What the exercise asks: Convert every line of the items below into a JSON list of strings, one string per line, with blank lines and the pictures left out.

- - -

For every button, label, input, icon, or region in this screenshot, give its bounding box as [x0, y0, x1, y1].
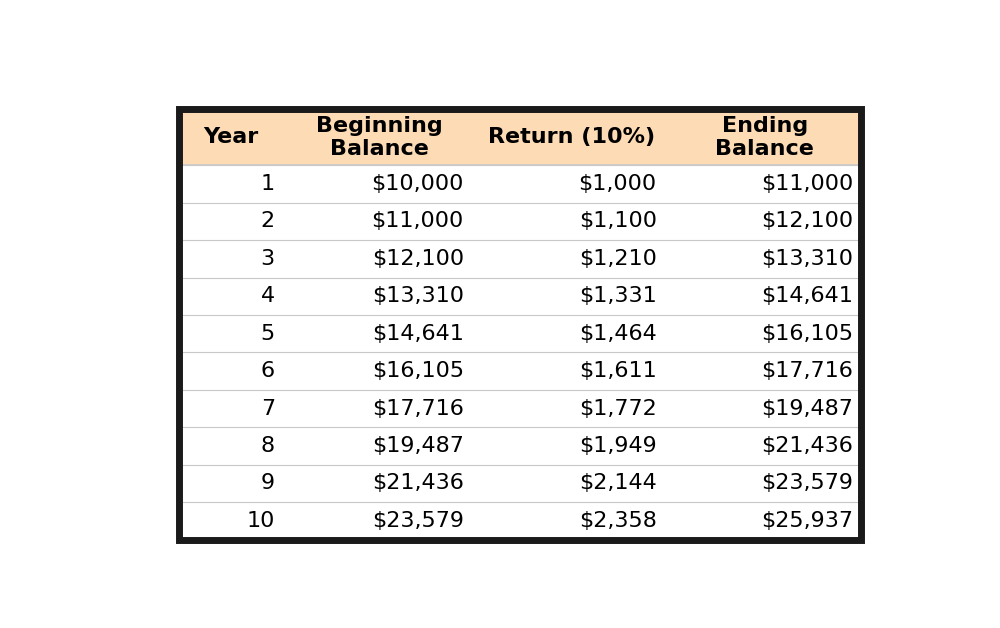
Text: 7: 7: [261, 399, 275, 419]
Text: 10: 10: [246, 511, 275, 531]
Text: $10,000: $10,000: [371, 174, 464, 194]
Text: $1,000: $1,000: [579, 174, 657, 194]
Text: $16,105: $16,105: [372, 361, 464, 381]
Text: 3: 3: [261, 249, 275, 269]
Text: $14,641: $14,641: [762, 286, 853, 306]
Bar: [179, 465, 861, 502]
Text: $14,641: $14,641: [372, 324, 464, 344]
Text: $17,716: $17,716: [372, 399, 464, 419]
Text: 1: 1: [261, 174, 275, 194]
Text: $19,487: $19,487: [762, 399, 853, 419]
Text: $1,331: $1,331: [579, 286, 657, 306]
Bar: [179, 315, 861, 352]
Bar: [179, 240, 861, 278]
Text: 8: 8: [261, 436, 275, 456]
Text: $21,436: $21,436: [762, 436, 853, 456]
Text: $1,611: $1,611: [579, 361, 657, 381]
Text: $16,105: $16,105: [761, 324, 853, 344]
Bar: [179, 278, 861, 315]
Text: $23,579: $23,579: [762, 474, 853, 494]
Text: $2,144: $2,144: [579, 474, 657, 494]
Text: $1,100: $1,100: [579, 212, 657, 232]
Text: $23,579: $23,579: [372, 511, 464, 531]
Bar: [179, 109, 861, 539]
Text: $11,000: $11,000: [372, 212, 464, 232]
Text: $12,100: $12,100: [372, 249, 464, 269]
Text: $19,487: $19,487: [372, 436, 464, 456]
Bar: [179, 203, 861, 240]
Bar: [179, 165, 861, 203]
Text: 4: 4: [261, 286, 275, 306]
Bar: [179, 352, 861, 390]
Text: $1,464: $1,464: [579, 324, 657, 344]
Text: $17,716: $17,716: [762, 361, 853, 381]
Bar: [179, 109, 861, 165]
Text: $1,772: $1,772: [579, 399, 657, 419]
Text: $13,310: $13,310: [372, 286, 464, 306]
Text: $13,310: $13,310: [762, 249, 853, 269]
Text: $1,949: $1,949: [579, 436, 657, 456]
Text: $2,358: $2,358: [579, 511, 657, 531]
Text: $11,000: $11,000: [761, 174, 853, 194]
Text: $1,210: $1,210: [579, 249, 657, 269]
Bar: [179, 390, 861, 427]
Text: Beginning
Balance: Beginning Balance: [316, 116, 442, 159]
Text: 9: 9: [261, 474, 275, 494]
Text: 6: 6: [261, 361, 275, 381]
Bar: [179, 502, 861, 539]
Text: Return (10%): Return (10%): [488, 127, 655, 148]
Text: Year: Year: [203, 127, 259, 148]
Text: 2: 2: [261, 212, 275, 232]
Bar: [179, 427, 861, 465]
Text: $12,100: $12,100: [761, 212, 853, 232]
Text: $25,937: $25,937: [762, 511, 853, 531]
Text: $21,436: $21,436: [372, 474, 464, 494]
Text: Ending
Balance: Ending Balance: [715, 116, 814, 159]
Text: 5: 5: [261, 324, 275, 344]
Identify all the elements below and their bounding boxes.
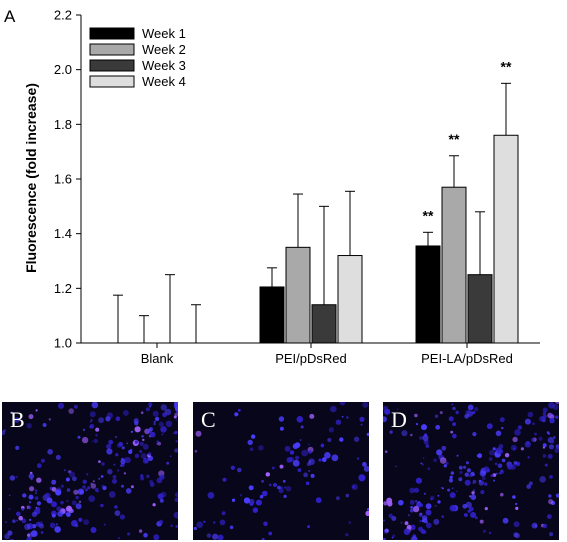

- - -

Full answer:
[
  "For every button, label, input, icon, or region in this screenshot, give its bounding box as [x0, y0, x1, y1].",
  "Text: 7: 7: [261, 399, 275, 419]",
  "Text: 10: 10: [246, 511, 275, 531]",
  "Text: $10,000: $10,000: [371, 174, 464, 194]",
  "Text: $1,000: $1,000: [579, 174, 657, 194]",
  "Text: $16,105: $16,105: [372, 361, 464, 381]",
  "Text: 3: 3: [261, 249, 275, 269]",
  "Text: $14,641: $14,641: [762, 286, 853, 306]",
  "Bar: [179, 465, 861, 502]",
  "Text: $14,641: $14,641: [372, 324, 464, 344]",
  "Text: $17,716: $17,716: [372, 399, 464, 419]",
  "Text: 1: 1: [261, 174, 275, 194]",
  "Text: $19,487: $19,487: [762, 399, 853, 419]",
  "Text: $1,331: $1,331: [579, 286, 657, 306]",
  "Bar: [179, 315, 861, 352]",
  "Bar: [179, 240, 861, 278]",
  "Text: 8: 8: [261, 436, 275, 456]",
  "Text: $21,436: $21,436: [762, 436, 853, 456]",
  "Text: $1,611: $1,611: [579, 361, 657, 381]",
  "Text: $16,105: $16,105: [761, 324, 853, 344]",
  "Bar: [179, 278, 861, 315]",
  "Text: $23,579: $23,579: [762, 474, 853, 494]",
  "Text: $2,144: $2,144: [579, 474, 657, 494]",
  "Text: $1,100: $1,100: [579, 212, 657, 232]",
  "Text: $23,579: $23,579: [372, 511, 464, 531]",
  "Bar: [179, 109, 861, 539]",
  "Text: $11,000: $11,000: [372, 212, 464, 232]",
  "Text: $12,100: $12,100: [372, 249, 464, 269]",
  "Text: $19,487: $19,487: [372, 436, 464, 456]",
  "Bar: [179, 203, 861, 240]",
  "Bar: [179, 165, 861, 203]",
  "Text: 4: 4: [261, 286, 275, 306]",
  "Bar: [179, 352, 861, 390]",
  "Text: $1,464: $1,464: [579, 324, 657, 344]",
  "Text: $17,716: $17,716: [762, 361, 853, 381]",
  "Bar: [179, 109, 861, 165]",
  "Text: $1,772: $1,772: [579, 399, 657, 419]",
  "Text: $13,310: $13,310: [372, 286, 464, 306]",
  "Text: $13,310: $13,310: [762, 249, 853, 269]",
  "Text: $1,949: $1,949: [579, 436, 657, 456]",
  "Text: $2,358: $2,358: [579, 511, 657, 531]",
  "Text: $11,000: $11,000: [761, 174, 853, 194]",
  "Text: $1,210: $1,210: [579, 249, 657, 269]",
  "Bar: [179, 390, 861, 427]",
  "Text: Beginning",
  "Balance: Beginning Balance: [316, 116, 442, 159]",
  "Text: 9: 9: [261, 474, 275, 494]",
  "Text: 6: 6: [261, 361, 275, 381]",
  "Bar: [179, 502, 861, 539]",
  "Text: Return (10%): Return (10%): [488, 127, 655, 148]",
  "Text: Year: Year: [203, 127, 259, 148]",
  "Text: 2: 2: [261, 212, 275, 232]",
  "Bar: [179, 427, 861, 465]",
  "Text: $12,100: $12,100: [761, 212, 853, 232]",
  "Text: $25,937: $25,937: [762, 511, 853, 531]",
  "Text: $21,436: $21,436: [372, 474, 464, 494]",
  "Text: Ending",
  "Balance: Ending Balance: [715, 116, 814, 159]",
  "Text: 5: 5: [261, 324, 275, 344]",
  "Identify all the elements below and their bounding boxes."
]